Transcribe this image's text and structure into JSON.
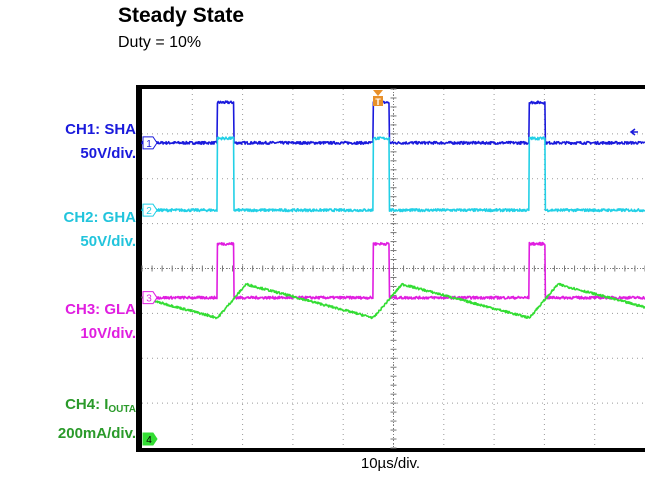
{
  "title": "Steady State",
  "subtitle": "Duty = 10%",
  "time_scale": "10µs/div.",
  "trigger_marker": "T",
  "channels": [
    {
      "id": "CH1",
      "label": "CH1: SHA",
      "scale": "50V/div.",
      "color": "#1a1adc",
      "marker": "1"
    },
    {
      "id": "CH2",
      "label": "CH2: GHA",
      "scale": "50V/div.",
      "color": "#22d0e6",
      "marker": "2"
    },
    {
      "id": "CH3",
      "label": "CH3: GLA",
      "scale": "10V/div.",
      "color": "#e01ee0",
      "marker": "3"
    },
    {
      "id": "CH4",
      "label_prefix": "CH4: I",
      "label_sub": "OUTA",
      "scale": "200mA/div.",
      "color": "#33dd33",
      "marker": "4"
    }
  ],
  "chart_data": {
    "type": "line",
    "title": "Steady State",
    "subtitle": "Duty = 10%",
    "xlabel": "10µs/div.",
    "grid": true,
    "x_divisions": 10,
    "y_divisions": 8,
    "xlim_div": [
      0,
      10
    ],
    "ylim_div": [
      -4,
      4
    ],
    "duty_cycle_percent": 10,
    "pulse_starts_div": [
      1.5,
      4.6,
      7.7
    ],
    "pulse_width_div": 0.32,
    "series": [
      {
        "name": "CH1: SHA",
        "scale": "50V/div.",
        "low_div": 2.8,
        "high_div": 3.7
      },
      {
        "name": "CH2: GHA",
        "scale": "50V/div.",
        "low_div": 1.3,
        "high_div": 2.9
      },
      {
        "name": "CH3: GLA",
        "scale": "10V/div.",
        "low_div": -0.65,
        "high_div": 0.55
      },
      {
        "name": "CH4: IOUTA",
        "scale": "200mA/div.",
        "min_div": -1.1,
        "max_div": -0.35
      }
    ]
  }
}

▬▬▬▬▬▬▬▬▬▬

» **Given instruction**: Output an exact copy of the material, with the pictures removed.

» **Answer for the task**:
Transcribe this image's text and structure into JSON.
{
  "title": "Steady State",
  "subtitle": "Duty = 10%",
  "time_scale": "10µs/div.",
  "trigger_marker": "T",
  "channels": [
    {
      "id": "CH1",
      "label": "CH1: SHA",
      "scale": "50V/div.",
      "color": "#1a1adc",
      "marker": "1"
    },
    {
      "id": "CH2",
      "label": "CH2: GHA",
      "scale": "50V/div.",
      "color": "#22d0e6",
      "marker": "2"
    },
    {
      "id": "CH3",
      "label": "CH3: GLA",
      "scale": "10V/div.",
      "color": "#e01ee0",
      "marker": "3"
    },
    {
      "id": "CH4",
      "label_prefix": "CH4: I",
      "label_sub": "OUTA",
      "scale": "200mA/div.",
      "color": "#33dd33",
      "marker": "4"
    }
  ],
  "chart_data": {
    "type": "line",
    "title": "Steady State",
    "subtitle": "Duty = 10%",
    "xlabel": "10µs/div.",
    "grid": true,
    "x_divisions": 10,
    "y_divisions": 8,
    "xlim_div": [
      0,
      10
    ],
    "ylim_div": [
      -4,
      4
    ],
    "duty_cycle_percent": 10,
    "pulse_starts_div": [
      1.5,
      4.6,
      7.7
    ],
    "pulse_width_div": 0.32,
    "series": [
      {
        "name": "CH1: SHA",
        "scale": "50V/div.",
        "low_div": 2.8,
        "high_div": 3.7
      },
      {
        "name": "CH2: GHA",
        "scale": "50V/div.",
        "low_div": 1.3,
        "high_div": 2.9
      },
      {
        "name": "CH3: GLA",
        "scale": "10V/div.",
        "low_div": -0.65,
        "high_div": 0.55
      },
      {
        "name": "CH4: IOUTA",
        "scale": "200mA/div.",
        "min_div": -1.1,
        "max_div": -0.35
      }
    ]
  }
}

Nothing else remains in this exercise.